──────── Recorded information

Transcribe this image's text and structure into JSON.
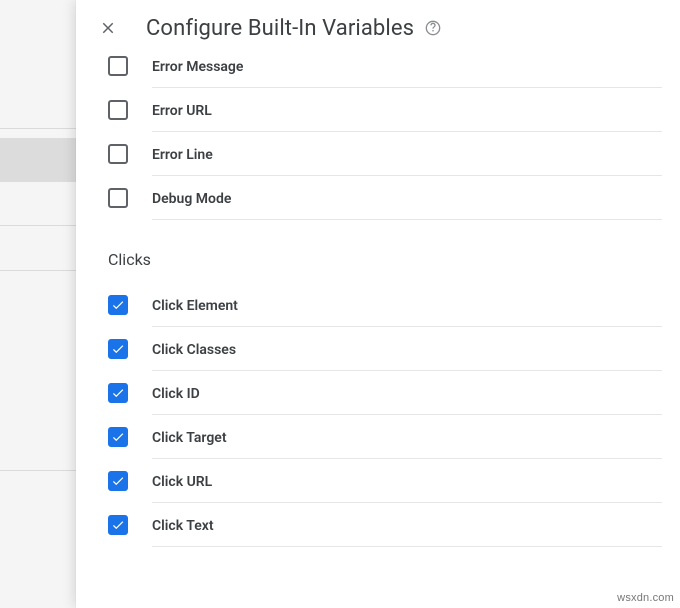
{
  "header": {
    "title": "Configure Built-In Variables"
  },
  "groups": [
    {
      "title": "",
      "items": [
        {
          "label": "Error Message",
          "checked": false
        },
        {
          "label": "Error URL",
          "checked": false
        },
        {
          "label": "Error Line",
          "checked": false
        },
        {
          "label": "Debug Mode",
          "checked": false
        }
      ]
    },
    {
      "title": "Clicks",
      "items": [
        {
          "label": "Click Element",
          "checked": true
        },
        {
          "label": "Click Classes",
          "checked": true
        },
        {
          "label": "Click ID",
          "checked": true
        },
        {
          "label": "Click Target",
          "checked": true
        },
        {
          "label": "Click URL",
          "checked": true
        },
        {
          "label": "Click Text",
          "checked": true
        }
      ]
    }
  ],
  "watermark": "wsxdn.com"
}
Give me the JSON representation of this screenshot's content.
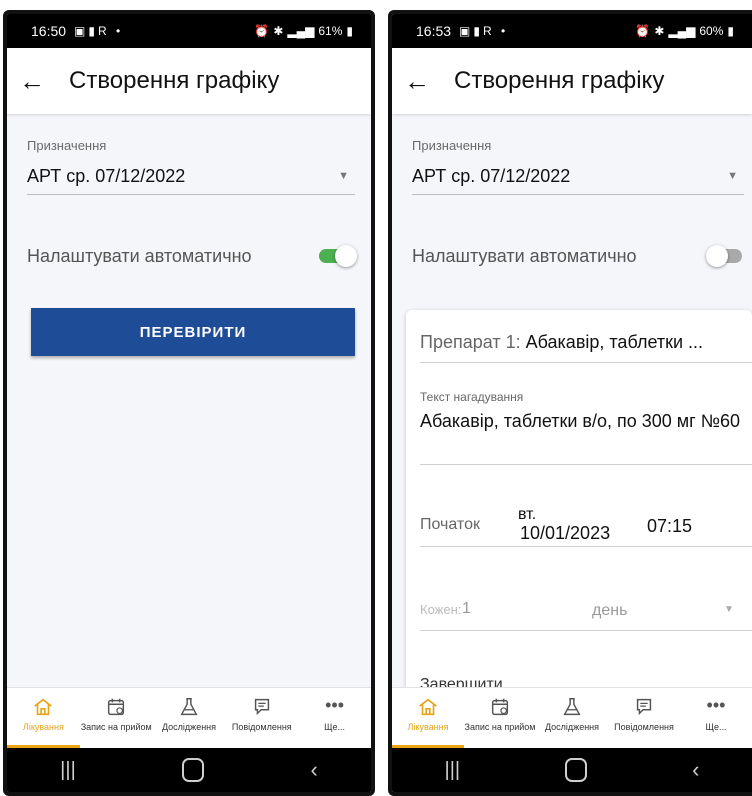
{
  "screens": [
    {
      "status": {
        "time": "16:50",
        "battery": "61%"
      },
      "app_bar": {
        "title": "Створення графіку"
      },
      "purpose": {
        "label": "Призначення",
        "value": "АРТ ср. 07/12/2022"
      },
      "auto_toggle": {
        "label": "Налаштувати автоматично",
        "state": "on"
      },
      "check_button": "ПЕРЕВІРИТИ"
    },
    {
      "status": {
        "time": "16:53",
        "battery": "60%"
      },
      "app_bar": {
        "title": "Створення графіку"
      },
      "purpose": {
        "label": "Призначення",
        "value": "АРТ ср. 07/12/2022"
      },
      "auto_toggle": {
        "label": "Налаштувати автоматично",
        "state": "off"
      },
      "card": {
        "drug_label": "Препарат 1:",
        "drug_value": "Абакавір, таблетки ...",
        "reminder_label": "Текст нагадування",
        "reminder_value": "Абакавір, таблетки в/о, по 300 мг №60",
        "start_label": "Початок",
        "start_day": "вт.",
        "start_date": "10/01/2023",
        "start_time": "07:15",
        "every_label": "Кожен:",
        "every_value": "1",
        "every_unit": "день",
        "finish_label": "Завершити"
      }
    }
  ],
  "nav": [
    {
      "label": "Лікування",
      "icon": "home-icon"
    },
    {
      "label": "Запис на прийом",
      "icon": "calendar-icon"
    },
    {
      "label": "Дослідження",
      "icon": "flask-icon"
    },
    {
      "label": "Повідомлення",
      "icon": "message-icon"
    },
    {
      "label": "Ще...",
      "icon": "more-icon"
    }
  ],
  "colors": {
    "accent": "#e8a317",
    "primary_button": "#1f4c97",
    "toggle_on": "#4caf50"
  }
}
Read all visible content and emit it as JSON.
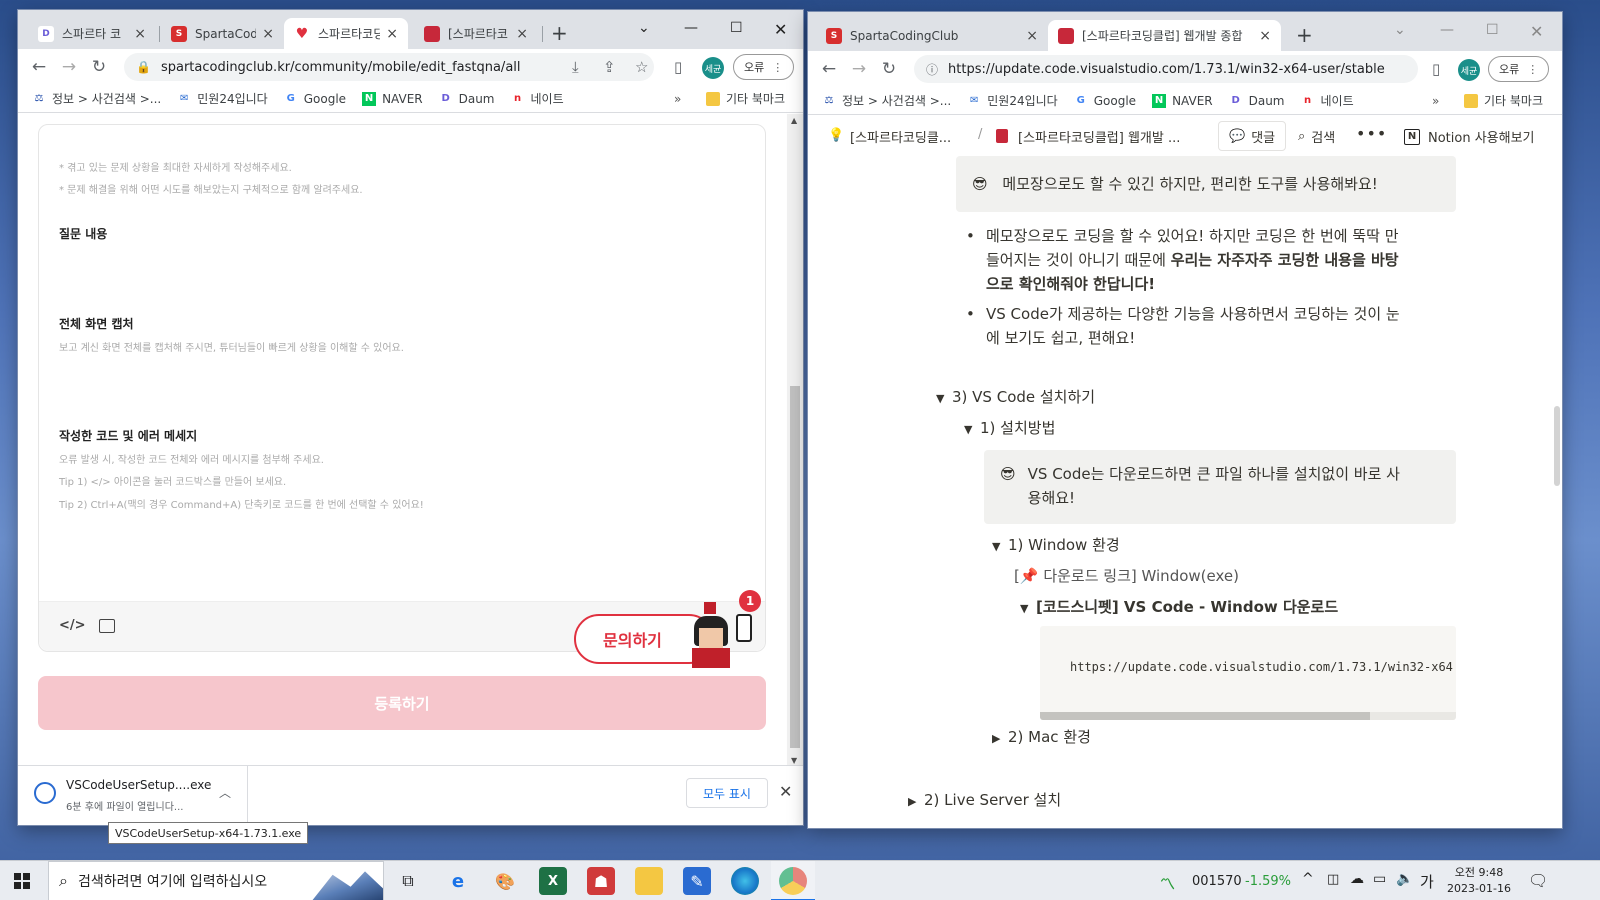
{
  "left_window": {
    "tabs": [
      {
        "title": "스파르타 코",
        "favicon": "daum-icon",
        "color": "#6a5cd8"
      },
      {
        "title": "SpartaCodin",
        "favicon": "sparta-icon",
        "color": "#d72e2e"
      },
      {
        "title": "스파르타코딩",
        "favicon": "heart-icon",
        "color": "#e0313f",
        "active": true
      },
      {
        "title": "[스파르타코",
        "favicon": "book-icon",
        "color": "#c7283a"
      }
    ],
    "url": "spartacodingclub.kr/community/mobile/edit_fastqna/all",
    "profile": "세균",
    "error_label": "오류",
    "bookmarks": [
      "정보 > 사건검색 >...",
      "민원24입니다",
      "Google",
      "NAVER",
      "Daum",
      "네이트"
    ],
    "other_bookmarks": "기타 북마크",
    "form": {
      "hint_1": "* 겪고 있는 문제 상황을 최대한 자세하게 작성해주세요.",
      "hint_2": "* 문제 해결을 위해 어떤 시도를 해보았는지 구체적으로 함께 알려주세요.",
      "question_label": "질문 내용",
      "capture_label": "전체 화면 캡처",
      "capture_hint": "보고 계신 화면 전체를 캡처해 주시면, 튜터님들이 빠르게 상황을 이해할 수 있어요.",
      "code_label": "작성한 코드 및 에러 메세지",
      "code_hint_1": "오류 발생 시, 작성한 코드 전체와 에러 메시지를 첨부해 주세요.",
      "code_hint_2": "Tip 1) </> 아이콘을 눌러 코드박스를 만들어 보세요.",
      "code_hint_3": "Tip 2) Ctrl+A(맥의 경우 Command+A) 단축키로 코드를 한 번에 선택할 수 있어요!",
      "inquiry_label": "문의하기",
      "badge_count": "1",
      "submit_label": "등록하기"
    },
    "download": {
      "filename": "VSCodeUserSetup....exe",
      "status": "6분 후에 파일이 열립니다...",
      "show_all": "모두 표시",
      "tooltip": "VSCodeUserSetup-x64-1.73.1.exe"
    }
  },
  "right_window": {
    "tabs": [
      {
        "title": "SpartaCodingClub",
        "favicon": "sparta-icon",
        "color": "#d72e2e"
      },
      {
        "title": "[스파르타코딩클럽] 웹개발 종합",
        "favicon": "book-icon",
        "color": "#c7283a",
        "active": true
      }
    ],
    "url": "https://update.code.visualstudio.com/1.73.1/win32-x64-user/stable",
    "profile": "세균",
    "error_label": "오류",
    "bookmarks": [
      "정보 > 사건검색 >...",
      "민원24입니다",
      "Google",
      "NAVER",
      "Daum",
      "네이트"
    ],
    "other_bookmarks": "기타 북마크",
    "notion": {
      "breadcrumb_1": "[스파르타코딩클...",
      "breadcrumb_sep": "/",
      "breadcrumb_2": "[스파르타코딩클럽] 웹개발 ...",
      "comment": "댓글",
      "search": "검색",
      "try_notion": "Notion 사용해보기",
      "callout_1": "메모장으로도 할 수 있긴 하지만, 편리한 도구를 사용해봐요!",
      "bullet_1_a": "메모장으로도 코딩을 할 수 있어요! 하지만 코딩은 한 번에 뚝딱 만",
      "bullet_1_b": "들어지는 것이 아니기 때문에 ",
      "bullet_1_b_bold": "우리는 자주자주 코딩한 내용을 바탕",
      "bullet_1_c_bold": "으로 확인해줘야 한답니다!",
      "bullet_2_a": " VS Code가 제공하는 다양한 기능을 사용하면서 코딩하는 것이 눈",
      "bullet_2_b": "에 보기도 쉽고, 편해요!",
      "toggle_3": "3) VS Code 설치하기",
      "toggle_3_1": "1) 설치방법",
      "callout_2_a": "VS Code는 다운로드하면 큰 파일 하나를 설치없이 바로 사",
      "callout_2_b": "용해요!",
      "toggle_win": "1) Window 환경",
      "download_link": "다운로드 링크] Window(exe)",
      "link_prefix": "[",
      "snippet_toggle": "[코드스니펫] VS Code - Window 다운로드",
      "code": "https://update.code.visualstudio.com/1.73.1/win32-x64",
      "toggle_mac": "2) Mac 환경",
      "toggle_live": "2) Live Server 설치"
    }
  },
  "taskbar": {
    "search_placeholder": "검색하려면 여기에 입력하십시오",
    "stock_value": "001570",
    "stock_change": "-1.59%",
    "ime": "가",
    "time": "오전 9:48",
    "date": "2023-01-16"
  }
}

────────────────

- _Work to complete_
Write out the data precisely as given, excluding the pictures.

- _Problem solution_
Transcribe this image's text and structure into JSON.
{
  "header": {
    "title": "Configure Built-In Variables"
  },
  "groups": [
    {
      "title": "",
      "items": [
        {
          "label": "Error Message",
          "checked": false
        },
        {
          "label": "Error URL",
          "checked": false
        },
        {
          "label": "Error Line",
          "checked": false
        },
        {
          "label": "Debug Mode",
          "checked": false
        }
      ]
    },
    {
      "title": "Clicks",
      "items": [
        {
          "label": "Click Element",
          "checked": true
        },
        {
          "label": "Click Classes",
          "checked": true
        },
        {
          "label": "Click ID",
          "checked": true
        },
        {
          "label": "Click Target",
          "checked": true
        },
        {
          "label": "Click URL",
          "checked": true
        },
        {
          "label": "Click Text",
          "checked": true
        }
      ]
    }
  ],
  "watermark": "wsxdn.com"
}
Give me the JSON representation of this screenshot's content.
{
  "screens": [
    {
      "status": {
        "time": "16:50",
        "battery": "61%"
      },
      "app_bar": {
        "title": "Створення графіку"
      },
      "purpose": {
        "label": "Призначення",
        "value": "АРТ ср. 07/12/2022"
      },
      "auto_toggle": {
        "label": "Налаштувати автоматично",
        "state": "on"
      },
      "check_button": "ПЕРЕВІРИТИ"
    },
    {
      "status": {
        "time": "16:53",
        "battery": "60%"
      },
      "app_bar": {
        "title": "Створення графіку"
      },
      "purpose": {
        "label": "Призначення",
        "value": "АРТ ср. 07/12/2022"
      },
      "auto_toggle": {
        "label": "Налаштувати автоматично",
        "state": "off"
      },
      "card": {
        "drug_label": "Препарат 1:",
        "drug_value": "Абакавір, таблетки ...",
        "reminder_label": "Текст нагадування",
        "reminder_value": "Абакавір, таблетки в/о, по 300 мг №60",
        "start_label": "Початок",
        "start_day": "вт.",
        "start_date": "10/01/2023",
        "start_time": "07:15",
        "every_label": "Кожен:",
        "every_value": "1",
        "every_unit": "день",
        "finish_label": "Завершити"
      }
    }
  ],
  "nav": [
    {
      "label": "Лікування",
      "icon": "home-icon"
    },
    {
      "label": "Запис на прийом",
      "icon": "calendar-icon"
    },
    {
      "label": "Дослідження",
      "icon": "flask-icon"
    },
    {
      "label": "Повідомлення",
      "icon": "message-icon"
    },
    {
      "label": "Ще...",
      "icon": "more-icon"
    }
  ],
  "colors": {
    "accent": "#e8a317",
    "primary_button": "#1f4c97",
    "toggle_on": "#4caf50"
  }
}
Read all visible content and emit it as JSON.
{
  "left_window": {
    "tabs": [
      {
        "title": "스파르타 코",
        "favicon": "daum-icon",
        "color": "#6a5cd8"
      },
      {
        "title": "SpartaCodin",
        "favicon": "sparta-icon",
        "color": "#d72e2e"
      },
      {
        "title": "스파르타코딩",
        "favicon": "heart-icon",
        "color": "#e0313f",
        "active": true
      },
      {
        "title": "[스파르타코",
        "favicon": "book-icon",
        "color": "#c7283a"
      }
    ],
    "url": "spartacodingclub.kr/community/mobile/edit_fastqna/all",
    "profile": "세균",
    "error_label": "오류",
    "bookmarks": [
      "정보 > 사건검색 >...",
      "민원24입니다",
      "Google",
      "NAVER",
      "Daum",
      "네이트"
    ],
    "other_bookmarks": "기타 북마크",
    "form": {
      "hint_1": "* 겪고 있는 문제 상황을 최대한 자세하게 작성해주세요.",
      "hint_2": "* 문제 해결을 위해 어떤 시도를 해보았는지 구체적으로 함께 알려주세요.",
      "question_label": "질문 내용",
      "capture_label": "전체 화면 캡처",
      "capture_hint": "보고 계신 화면 전체를 캡처해 주시면, 튜터님들이 빠르게 상황을 이해할 수 있어요.",
      "code_label": "작성한 코드 및 에러 메세지",
      "code_hint_1": "오류 발생 시, 작성한 코드 전체와 에러 메시지를 첨부해 주세요.",
      "code_hint_2": "Tip 1) </> 아이콘을 눌러 코드박스를 만들어 보세요.",
      "code_hint_3": "Tip 2) Ctrl+A(맥의 경우 Command+A) 단축키로 코드를 한 번에 선택할 수 있어요!",
      "inquiry_label": "문의하기",
      "badge_count": "1",
      "submit_label": "등록하기"
    },
    "download": {
      "filename": "VSCodeUserSetup....exe",
      "status": "6분 후에 파일이 열립니다...",
      "show_all": "모두 표시",
      "tooltip": "VSCodeUserSetup-x64-1.73.1.exe"
    }
  },
  "right_window": {
    "tabs": [
      {
        "title": "SpartaCodingClub",
        "favicon": "sparta-icon",
        "color": "#d72e2e"
      },
      {
        "title": "[스파르타코딩클럽] 웹개발 종합",
        "favicon": "book-icon",
        "color": "#c7283a",
        "active": true
      }
    ],
    "url": "https://update.code.visualstudio.com/1.73.1/win32-x64-user/stable",
    "profile": "세균",
    "error_label": "오류",
    "bookmarks": [
      "정보 > 사건검색 >...",
      "민원24입니다",
      "Google",
      "NAVER",
      "Daum",
      "네이트"
    ],
    "other_bookmarks": "기타 북마크",
    "notion": {
      "breadcrumb_1": "[스파르타코딩클...",
      "breadcrumb_sep": "/",
      "breadcrumb_2": "[스파르타코딩클럽] 웹개발 ...",
      "comment": "댓글",
      "search": "검색",
      "try_notion": "Notion 사용해보기",
      "callout_1": "메모장으로도 할 수 있긴 하지만, 편리한 도구를 사용해봐요!",
      "bullet_1_a": "메모장으로도 코딩을 할 수 있어요! 하지만 코딩은 한 번에 뚝딱 만",
      "bullet_1_b": "들어지는 것이 아니기 때문에 ",
      "bullet_1_b_bold": "우리는 자주자주 코딩한 내용을 바탕",
      "bullet_1_c_bold": "으로 확인해줘야 한답니다!",
      "bullet_2_a": " VS Code가 제공하는 다양한 기능을 사용하면서 코딩하는 것이 눈",
      "bullet_2_b": "에 보기도 쉽고, 편해요!",
      "toggle_3": "3) VS Code 설치하기",
      "toggle_3_1": "1) 설치방법",
      "callout_2_a": "VS Code는 다운로드하면 큰 파일 하나를 설치없이 바로 사",
      "callout_2_b": "용해요!",
      "toggle_win": "1) Window 환경",
      "download_link": "다운로드 링크] Window(exe)",
      "link_prefix": "[",
      "snippet_toggle": "[코드스니펫] VS Code - Window 다운로드",
      "code": "https://update.code.visualstudio.com/1.73.1/win32-x64",
      "toggle_mac": "2) Mac 환경",
      "toggle_live": "2) Live Server 설치"
    }
  },
  "taskbar": {
    "search_placeholder": "검색하려면 여기에 입력하십시오",
    "stock_value": "001570",
    "stock_change": "-1.59%",
    "ime": "가",
    "time": "오전 9:48",
    "date": "2023-01-16"
  }
}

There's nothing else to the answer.